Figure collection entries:
*****

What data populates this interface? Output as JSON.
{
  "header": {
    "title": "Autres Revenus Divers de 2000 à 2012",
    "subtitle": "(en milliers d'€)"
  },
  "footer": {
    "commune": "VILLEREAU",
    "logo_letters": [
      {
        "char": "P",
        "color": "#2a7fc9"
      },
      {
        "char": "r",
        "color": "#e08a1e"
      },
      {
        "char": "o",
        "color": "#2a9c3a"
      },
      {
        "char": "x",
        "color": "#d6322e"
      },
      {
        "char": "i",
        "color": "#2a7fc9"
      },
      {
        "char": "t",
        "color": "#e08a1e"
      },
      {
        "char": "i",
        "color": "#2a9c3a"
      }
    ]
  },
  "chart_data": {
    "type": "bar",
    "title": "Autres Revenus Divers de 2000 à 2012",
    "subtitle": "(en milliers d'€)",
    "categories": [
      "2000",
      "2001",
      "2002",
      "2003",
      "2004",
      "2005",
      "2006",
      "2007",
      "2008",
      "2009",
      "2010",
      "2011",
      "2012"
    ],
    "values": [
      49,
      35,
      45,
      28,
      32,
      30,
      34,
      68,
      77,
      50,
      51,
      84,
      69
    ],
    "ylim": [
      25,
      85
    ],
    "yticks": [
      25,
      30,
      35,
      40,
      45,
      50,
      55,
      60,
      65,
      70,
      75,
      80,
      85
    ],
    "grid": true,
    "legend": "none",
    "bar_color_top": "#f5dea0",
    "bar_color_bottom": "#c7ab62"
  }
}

*****

Given instruction. For this exercise, gather every line of the data that contains the word "subtitle".

Result for this exercise.
    "subtitle": "(en milliers d'€)"
    "subtitle": "(en milliers d'€)",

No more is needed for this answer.